# RECORDS FOR PROCESSING start

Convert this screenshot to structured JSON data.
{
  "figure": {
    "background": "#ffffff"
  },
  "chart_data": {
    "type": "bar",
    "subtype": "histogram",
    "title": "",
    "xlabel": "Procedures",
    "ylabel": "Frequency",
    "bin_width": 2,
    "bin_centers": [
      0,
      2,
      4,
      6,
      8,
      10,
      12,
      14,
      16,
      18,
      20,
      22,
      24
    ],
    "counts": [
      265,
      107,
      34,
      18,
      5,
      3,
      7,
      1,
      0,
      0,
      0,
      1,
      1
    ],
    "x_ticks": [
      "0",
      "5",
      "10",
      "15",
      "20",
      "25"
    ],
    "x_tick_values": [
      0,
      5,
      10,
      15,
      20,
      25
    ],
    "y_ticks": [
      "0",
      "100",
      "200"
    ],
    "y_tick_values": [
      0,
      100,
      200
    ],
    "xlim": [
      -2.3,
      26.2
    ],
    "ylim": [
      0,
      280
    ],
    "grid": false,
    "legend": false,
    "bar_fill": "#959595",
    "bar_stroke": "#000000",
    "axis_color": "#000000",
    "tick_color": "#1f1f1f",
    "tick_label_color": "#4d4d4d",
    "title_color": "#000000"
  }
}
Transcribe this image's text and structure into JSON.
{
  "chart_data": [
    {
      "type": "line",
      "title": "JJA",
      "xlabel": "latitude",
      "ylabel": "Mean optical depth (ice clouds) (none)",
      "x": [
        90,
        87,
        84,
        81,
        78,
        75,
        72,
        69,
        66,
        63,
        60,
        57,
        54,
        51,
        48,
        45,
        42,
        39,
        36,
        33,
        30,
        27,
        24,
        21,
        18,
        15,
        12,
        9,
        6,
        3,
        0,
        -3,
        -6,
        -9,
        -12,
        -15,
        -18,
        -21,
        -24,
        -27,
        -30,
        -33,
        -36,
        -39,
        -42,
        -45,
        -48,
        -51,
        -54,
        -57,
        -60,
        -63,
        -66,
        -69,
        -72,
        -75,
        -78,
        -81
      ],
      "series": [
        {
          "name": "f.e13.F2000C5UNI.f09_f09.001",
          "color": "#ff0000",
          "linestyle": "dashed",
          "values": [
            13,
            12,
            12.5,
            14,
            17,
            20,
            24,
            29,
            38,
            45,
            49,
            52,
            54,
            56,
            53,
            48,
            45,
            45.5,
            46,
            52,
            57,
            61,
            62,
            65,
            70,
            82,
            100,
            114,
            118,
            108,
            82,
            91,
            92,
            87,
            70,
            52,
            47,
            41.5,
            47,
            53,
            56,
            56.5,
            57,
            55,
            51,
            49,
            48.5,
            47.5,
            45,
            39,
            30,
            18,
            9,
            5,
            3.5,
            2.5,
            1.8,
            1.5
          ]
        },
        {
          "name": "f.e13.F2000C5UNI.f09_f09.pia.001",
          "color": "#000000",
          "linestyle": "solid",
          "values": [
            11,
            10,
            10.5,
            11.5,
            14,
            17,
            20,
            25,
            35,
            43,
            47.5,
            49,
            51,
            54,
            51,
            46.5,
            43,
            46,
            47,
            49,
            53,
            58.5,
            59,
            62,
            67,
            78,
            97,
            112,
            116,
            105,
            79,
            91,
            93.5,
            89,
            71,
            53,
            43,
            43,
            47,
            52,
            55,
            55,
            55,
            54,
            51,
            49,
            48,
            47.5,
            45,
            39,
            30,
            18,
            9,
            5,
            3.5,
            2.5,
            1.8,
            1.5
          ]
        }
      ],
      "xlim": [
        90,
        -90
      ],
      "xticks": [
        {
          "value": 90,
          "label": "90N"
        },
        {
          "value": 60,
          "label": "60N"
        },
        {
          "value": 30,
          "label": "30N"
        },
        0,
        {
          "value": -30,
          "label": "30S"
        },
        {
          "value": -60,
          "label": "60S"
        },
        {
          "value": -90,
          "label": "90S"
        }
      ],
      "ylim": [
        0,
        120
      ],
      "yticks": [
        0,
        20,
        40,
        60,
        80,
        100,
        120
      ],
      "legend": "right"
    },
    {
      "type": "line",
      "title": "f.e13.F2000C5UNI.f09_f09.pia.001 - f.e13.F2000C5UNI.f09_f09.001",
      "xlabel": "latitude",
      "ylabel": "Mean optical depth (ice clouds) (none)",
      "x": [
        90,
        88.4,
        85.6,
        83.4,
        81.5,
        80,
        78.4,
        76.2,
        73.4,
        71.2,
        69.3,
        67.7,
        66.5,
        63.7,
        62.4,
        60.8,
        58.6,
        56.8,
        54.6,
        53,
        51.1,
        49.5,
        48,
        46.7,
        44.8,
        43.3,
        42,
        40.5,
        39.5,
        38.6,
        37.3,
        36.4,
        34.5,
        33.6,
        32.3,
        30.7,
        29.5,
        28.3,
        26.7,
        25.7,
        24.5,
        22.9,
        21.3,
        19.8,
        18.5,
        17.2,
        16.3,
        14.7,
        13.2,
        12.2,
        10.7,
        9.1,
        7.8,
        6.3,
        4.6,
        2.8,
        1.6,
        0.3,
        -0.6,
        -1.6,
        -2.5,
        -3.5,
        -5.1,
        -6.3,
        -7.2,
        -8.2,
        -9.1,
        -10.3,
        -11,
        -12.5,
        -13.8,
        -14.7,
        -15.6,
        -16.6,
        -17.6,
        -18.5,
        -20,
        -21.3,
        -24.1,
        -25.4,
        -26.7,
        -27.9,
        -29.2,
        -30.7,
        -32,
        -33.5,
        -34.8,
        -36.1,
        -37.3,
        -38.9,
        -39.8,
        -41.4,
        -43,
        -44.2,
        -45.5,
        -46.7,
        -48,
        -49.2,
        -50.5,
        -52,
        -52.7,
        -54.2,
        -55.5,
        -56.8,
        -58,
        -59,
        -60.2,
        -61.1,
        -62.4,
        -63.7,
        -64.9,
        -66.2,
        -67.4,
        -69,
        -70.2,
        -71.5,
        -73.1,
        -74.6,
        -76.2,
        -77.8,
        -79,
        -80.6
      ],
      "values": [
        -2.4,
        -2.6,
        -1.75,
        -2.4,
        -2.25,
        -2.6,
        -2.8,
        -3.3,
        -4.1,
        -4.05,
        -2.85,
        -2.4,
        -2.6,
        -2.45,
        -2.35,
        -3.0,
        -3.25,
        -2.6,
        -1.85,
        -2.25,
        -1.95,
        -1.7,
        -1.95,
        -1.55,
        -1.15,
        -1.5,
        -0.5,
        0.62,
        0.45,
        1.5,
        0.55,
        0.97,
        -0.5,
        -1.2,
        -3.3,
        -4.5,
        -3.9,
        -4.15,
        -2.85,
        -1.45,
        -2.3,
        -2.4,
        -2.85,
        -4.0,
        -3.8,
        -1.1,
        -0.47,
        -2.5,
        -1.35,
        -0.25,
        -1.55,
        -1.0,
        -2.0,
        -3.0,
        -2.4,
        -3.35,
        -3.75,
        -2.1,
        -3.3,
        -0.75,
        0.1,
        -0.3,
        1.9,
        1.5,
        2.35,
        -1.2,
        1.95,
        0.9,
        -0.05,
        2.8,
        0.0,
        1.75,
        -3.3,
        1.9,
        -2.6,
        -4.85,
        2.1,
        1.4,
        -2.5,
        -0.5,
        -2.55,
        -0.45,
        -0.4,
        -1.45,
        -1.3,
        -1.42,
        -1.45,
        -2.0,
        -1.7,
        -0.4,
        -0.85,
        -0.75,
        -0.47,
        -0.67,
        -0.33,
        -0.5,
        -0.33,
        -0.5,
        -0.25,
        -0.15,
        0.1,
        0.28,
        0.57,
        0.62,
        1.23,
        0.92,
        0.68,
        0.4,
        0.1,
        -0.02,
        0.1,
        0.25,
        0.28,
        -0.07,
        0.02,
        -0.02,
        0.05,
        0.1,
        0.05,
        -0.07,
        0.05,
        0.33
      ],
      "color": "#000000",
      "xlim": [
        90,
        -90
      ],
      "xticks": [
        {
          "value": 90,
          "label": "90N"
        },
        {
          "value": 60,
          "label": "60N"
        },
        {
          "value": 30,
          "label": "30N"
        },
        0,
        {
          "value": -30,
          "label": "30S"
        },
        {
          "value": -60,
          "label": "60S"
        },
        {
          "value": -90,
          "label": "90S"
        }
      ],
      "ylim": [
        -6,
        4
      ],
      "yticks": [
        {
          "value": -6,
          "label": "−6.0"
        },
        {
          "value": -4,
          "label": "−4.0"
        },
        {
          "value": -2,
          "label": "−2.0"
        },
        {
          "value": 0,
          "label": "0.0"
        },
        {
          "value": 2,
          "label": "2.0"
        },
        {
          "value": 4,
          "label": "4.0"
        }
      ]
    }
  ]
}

# RECORDS FOR PROCESSING end

* STATED EXERCISE
Check every line for "this" and show the ones that have it.

* TASK RESPONSE
Convert this screenshot to structured JSON data.
Transcribe this image's text and structure into JSON.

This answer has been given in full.